--- Exercise objective ---
Could you copy every line from the material below in which "thay" appears?

Extracted data entries:
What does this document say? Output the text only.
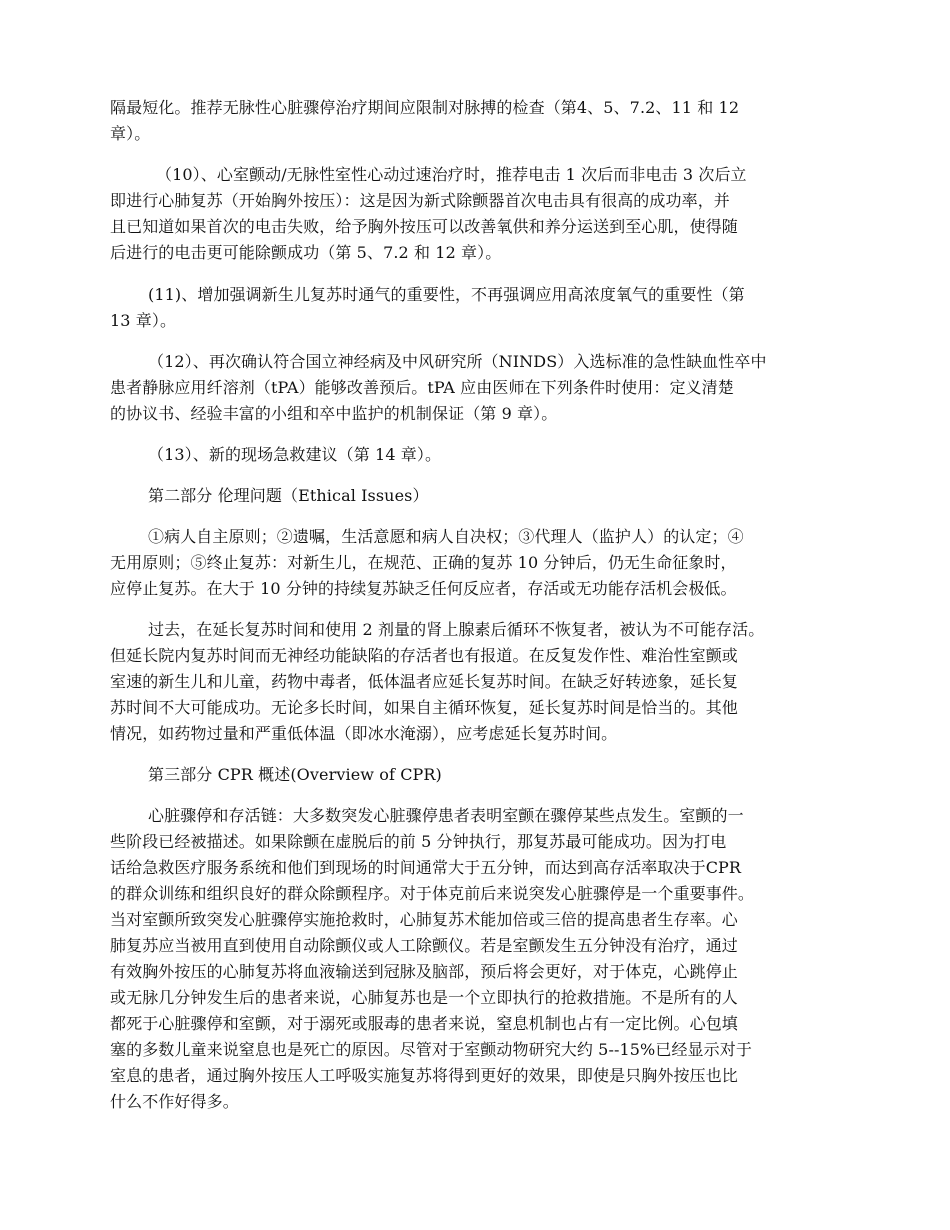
隔最短化。推荐无脉性心脏骤停治疗期间应限制对脉搏的检查（第4、5、7.2、11 和 12
章）。
（10）、心室颤动/无脉性室性心动过速治疗时，推荐电击 1 次后而非电击 3 次后立
即进行心肺复苏（开始胸外按压）：这是因为新式除颤器首次电击具有很高的成功率，并
且已知道如果首次的电击失败，给予胸外按压可以改善氧供和养分运送到至心肌，使得随
后进行的电击更可能除颤成功（第 5、7.2 和 12 章）。
(11)、增加强调新生儿复苏时通气的重要性，不再强调应用高浓度氧气的重要性（第
13 章）。
（12）、再次确认符合国立神经病及中风研究所（NINDS）入选标准的急性缺血性卒中
患者静脉应用纤溶剂（tPA）能够改善预后。tPA 应由医师在下列条件时使用：定义清楚
的协议书、经验丰富的小组和卒中监护的机制保证（第 9 章）。
（13）、新的现场急救建议（第 14 章）。
第二部分 伦理问题（Ethical Issues）
①病人自主原则；②遗嘱，生活意愿和病人自决权；③代理人（监护人）的认定；④
无用原则；⑤终止复苏：对新生儿，在规范、正确的复苏 10 分钟后，仍无生命征象时，
应停止复苏。在大于 10 分钟的持续复苏缺乏任何反应者，存活或无功能存活机会极低。
过去，在延长复苏时间和使用 2 剂量的肾上腺素后循环不恢复者，被认为不可能存活。
但延长院内复苏时间而无神经功能缺陷的存活者也有报道。在反复发作性、难治性室颤或
室速的新生儿和儿童，药物中毒者，低体温者应延长复苏时间。在缺乏好转迹象，延长复
苏时间不大可能成功。无论多长时间，如果自主循环恢复，延长复苏时间是恰当的。其他
情况，如药物过量和严重低体温（即冰水淹溺），应考虑延长复苏时间。
第三部分 CPR 概述(Overview of CPR)
心脏骤停和存活链：大多数突发心脏骤停患者表明室颤在骤停某些点发生。室颤的一
些阶段已经被描述。如果除颤在虚脱后的前 5 分钟执行，那复苏最可能成功。因为打电
话给急救医疗服务系统和他们到现场的时间通常大于五分钟，而达到高存活率取决于CPR
的群众训练和组织良好的群众除颤程序。对于体克前后来说突发心脏骤停是一个重要事件。
当对室颤所致突发心脏骤停实施抢救时，心肺复苏术能加倍或三倍的提高患者生存率。心
肺复苏应当被用直到使用自动除颤仪或人工除颤仪。若是室颤发生五分钟没有治疗，通过
有效胸外按压的心肺复苏将血液输送到冠脉及脑部，预后将会更好，对于体克，心跳停止
或无脉几分钟发生后的患者来说，心肺复苏也是一个立即执行的抢救措施。不是所有的人
都死于心脏骤停和室颤，对于溺死或服毒的患者来说，窒息机制也占有一定比例。心包填
塞的多数儿童来说窒息也是死亡的原因。尽管对于室颤动物研究大约 5--15%已经显示对于
室息的患者，通过胸外按压人工呼吸实施复苏将得到更好的效果，即使是只胸外按压也比
什么不作好得多。
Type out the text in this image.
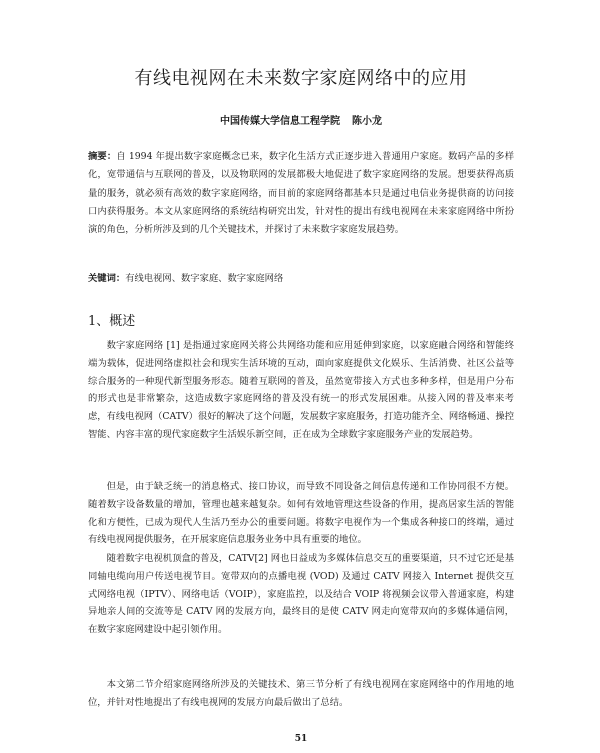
有线电视网在未来数字家庭网络中的应用
中国传媒大学信息工程学院 陈小龙

摘要：自 1994 年提出数字家庭概念已来，数字化生活方式正逐步进入普通用户家庭。数码产品的多样化，宽带通信与互联网的普及，以及物联网的发展都极大地促进了数字家庭网络的发展。想要获得高质量的服务，就必须有高效的数字家庭网络，而目前的家庭网络都基本只是通过电信业务提供商的访问接口内获得服务。本文从家庭网络的系统结构研究出发，针对性的提出有线电视网在未来家庭网络中所扮演的角色，分析所涉及到的几个关键技术，并探讨了未来数字家庭发展趋势。

关键词：有线电视网、数字家庭、数字家庭网络

1、概述

数字家庭网络 [1] 是指通过家庭网关将公共网络功能和应用延伸到家庭，以家庭融合网络和智能终端为载体，促进网络虚拟社会和现实生活环境的互动，面向家庭提供文化娱乐、生活消费、社区公益等综合服务的一种现代新型服务形态。随着互联网的普及，虽然宽带接入方式也多种多样，但是用户分布的形式也是非常繁杂，这造成数字家庭网络的普及没有统一的形式发展困难。从接入网的普及率来考虑，有线电视网（CATV）很好的解决了这个问题，发展数字家庭服务，打造功能齐全、网络畅通、操控智能、内容丰富的现代家庭数字生活娱乐新空间，正在成为全球数字家庭服务产业的发展趋势。

但是，由于缺乏统一的消息格式、接口协议，而导致不同设备之间信息传递和工作协同很不方便。随着数字设备数量的增加，管理也越来越复杂。如何有效地管理这些设备的作用，提高居家生活的智能化和方便性，已成为现代人生活乃至办公的重要问题。将数字电视作为一个集成各种接口的终端，通过有线电视网提供服务，在开展家庭信息服务业务中具有重要的地位。

随着数字电视机顶盒的普及，CATV[2] 网也日益成为多媒体信息交互的重要渠道，只不过它还是基同轴电缆向用户传送电视节目。宽带双向的点播电视 (VOD) 及通过 CATV 网接入 Internet 提供交互式网络电视（IPTV）、网络电话（VOIP），家庭监控，以及结合 VOIP 将视频会议带入普通家庭，构建异地亲人间的交流等是 CATV 网的发展方向，最终目的是使 CATV 网走向宽带双向的多媒体通信网，在数字家庭网建设中起引领作用。

本文第二节介绍家庭网络所涉及的关键技术、第三节分析了有线电视网在家庭网络中的作用地的地位，并针对性地提出了有线电视网的发展方向最后做出了总结。

51
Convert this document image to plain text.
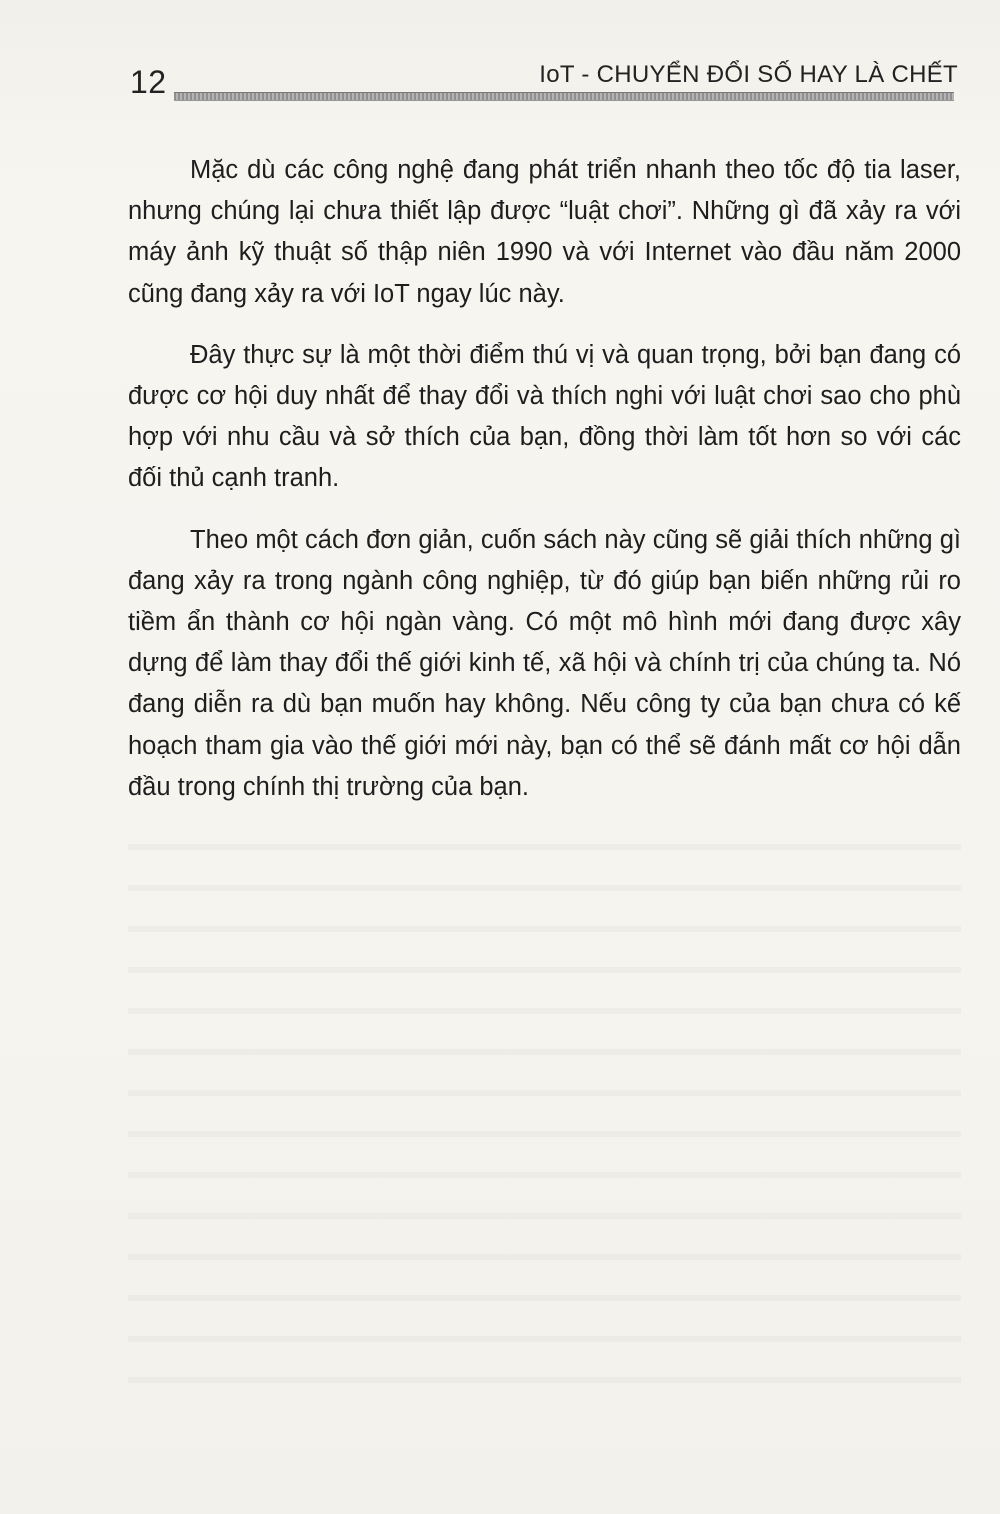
12	IoT - CHUYỂN ĐỔI SỐ HAY LÀ CHẾT

Mặc dù các công nghệ đang phát triển nhanh theo tốc độ tia laser, nhưng chúng lại chưa thiết lập được “luật chơi”. Những gì đã xảy ra với máy ảnh kỹ thuật số thập niên 1990 và với Internet vào đầu năm 2000 cũng đang xảy ra với IoT ngay lúc này.

Đây thực sự là một thời điểm thú vị và quan trọng, bởi bạn đang có được cơ hội duy nhất để thay đổi và thích nghi với luật chơi sao cho phù hợp với nhu cầu và sở thích của bạn, đồng thời làm tốt hơn so với các đối thủ cạnh tranh.

Theo một cách đơn giản, cuốn sách này cũng sẽ giải thích những gì đang xảy ra trong ngành công nghiệp, từ đó giúp bạn biến những rủi ro tiềm ẩn thành cơ hội ngàn vàng. Có một mô hình mới đang được xây dựng để làm thay đổi thế giới kinh tế, xã hội và chính trị của chúng ta. Nó đang diễn ra dù bạn muốn hay không. Nếu công ty của bạn chưa có kế hoạch tham gia vào thế giới mới này, bạn có thể sẽ đánh mất cơ hội dẫn đầu trong chính thị trường của bạn.
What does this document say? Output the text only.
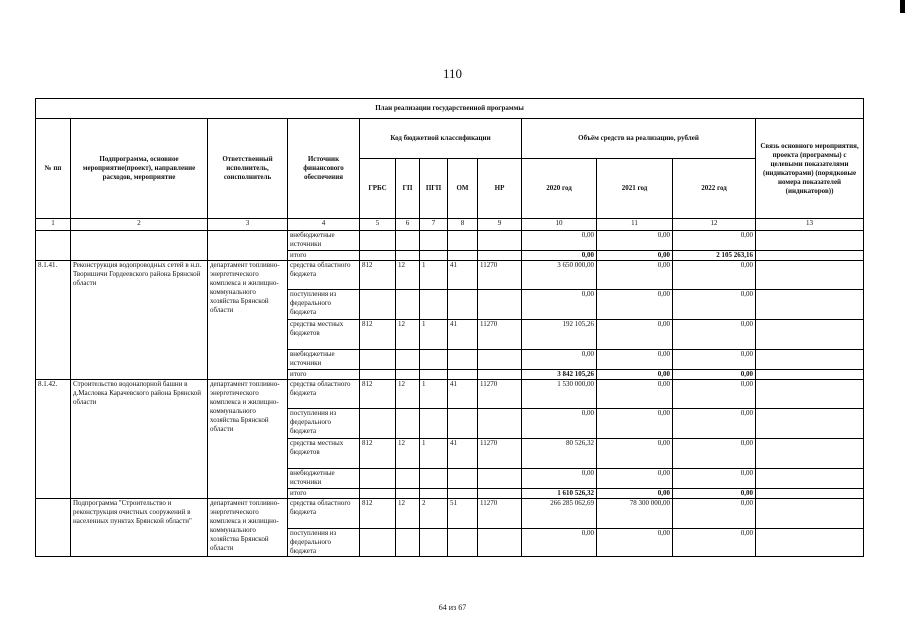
110
План реализации государственной программы												
№ пп	Подпрограмма, основное мероприятие(проект), направление расходов, мероприятие	Ответственный исполнитель, соисполнитель	Источник финансового обеспечения	Код бюджетной классификации					Объём средств на реализацию, рублей			Связь основного мероприятия, проекта (программы) с целевыми показателями (индикаторами) (порядковые номера показателей (индикаторов))
				ГРБС	ГП	ПГП	ОМ	НР	2020 год	2021 год	2022 год	
1	2	3	4	5	6	7	8	9	10	11	12	13
			внебюджетные источники						0,00	0,00	0,00	
			итого						0,00	0,00	2 105 263,16	
8.1.41.	Реконструкция водопроводных сетей в н.п. Творишичи Гордеевского района Брянской области	департамент топливно-энергетического комплекса и жилищно-коммунального хозяйства Брянской области	средства областного бюджета	812	12	1	41	11270	3 650 000,00	0,00	0,00	
			поступления из федерального бюджета						0,00	0,00	0,00	
			средства местных бюджетов	812	12	1	41	11270	192 105,26	0,00	0,00	
			внебюджетные источники						0,00	0,00	0,00	
			итого						3 842 105,26	0,00	0,00	
8.1.42.	Строительство водонапорной башни в д.Масловка Карачевского района Брянской области	департамент топливно-энергетического комплекса и жилищно-коммунального хозяйства Брянской области	средства областного бюджета	812	12	1	41	11270	1 530 000,00	0,00	0,00	
			поступления из федерального бюджета						0,00	0,00	0,00	
			средства местных бюджетов	812	12	1	41	11270	80 526,32	0,00	0,00	
			внебюджетные источники						0,00	0,00	0,00	
			итого						1 610 526,32	0,00	0,00	
	Подпрограмма "Строительство и реконструкция очистных сооружений в населенных пунктах Брянской области"	департамент топливно-энергетического комплекса и жилищно-коммунального хозяйства Брянской области	средства областного бюджета	812	12	2	51	11270	266 285 062,69	78 300 000,00	0,00	
			поступления из федерального бюджета						0,00	0,00	0,00	
64 из 67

--- Worked answer ---
Đây thực sự là một thời điểm thú vị và quan trọng, bởi bạn đang có được cơ hội duy nhất để thay đổi và thích nghi với luật chơi sao cho phù hợp với nhu cầu và sở thích của bạn, đồng thời làm tốt hơn so với các đối thủ cạnh tranh.
Theo một cách đơn giản, cuốn sách này cũng sẽ giải thích những gì đang xảy ra trong ngành công nghiệp, từ đó giúp bạn biến những rủi ro tiềm ẩn thành cơ hội ngàn vàng. Có một mô hình mới đang được xây dựng để làm thay đổi thế giới kinh tế, xã hội và chính trị của chúng ta. Nó đang diễn ra dù bạn muốn hay không. Nếu công ty của bạn chưa có kế hoạch tham gia vào thế giới mới này, bạn có thể sẽ đánh mất cơ hội dẫn đầu trong chính thị trường của bạn.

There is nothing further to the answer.